----- Data to use
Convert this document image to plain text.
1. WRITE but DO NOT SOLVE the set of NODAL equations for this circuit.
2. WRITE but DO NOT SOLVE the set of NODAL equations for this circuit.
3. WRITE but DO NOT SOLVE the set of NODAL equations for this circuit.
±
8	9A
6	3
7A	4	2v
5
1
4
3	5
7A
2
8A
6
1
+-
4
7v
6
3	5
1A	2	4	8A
----------
> **What the task asks**: Every line of the data above should be copied exactly.

> **The result**:
Convert this document image to plain text.
1. WRITE but DO NOT SOLVE the set of NODAL equations for this circuit.
2. WRITE but DO NOT SOLVE the set of NODAL equations for this circuit.
3. WRITE but DO NOT SOLVE the set of NODAL equations for this circuit.
±
8	9A
6	3
7A	4	2v
5
1
4
3	5
7A
2
8A
6
1
+-
4
7v
6
3	5
1A	2	4	8A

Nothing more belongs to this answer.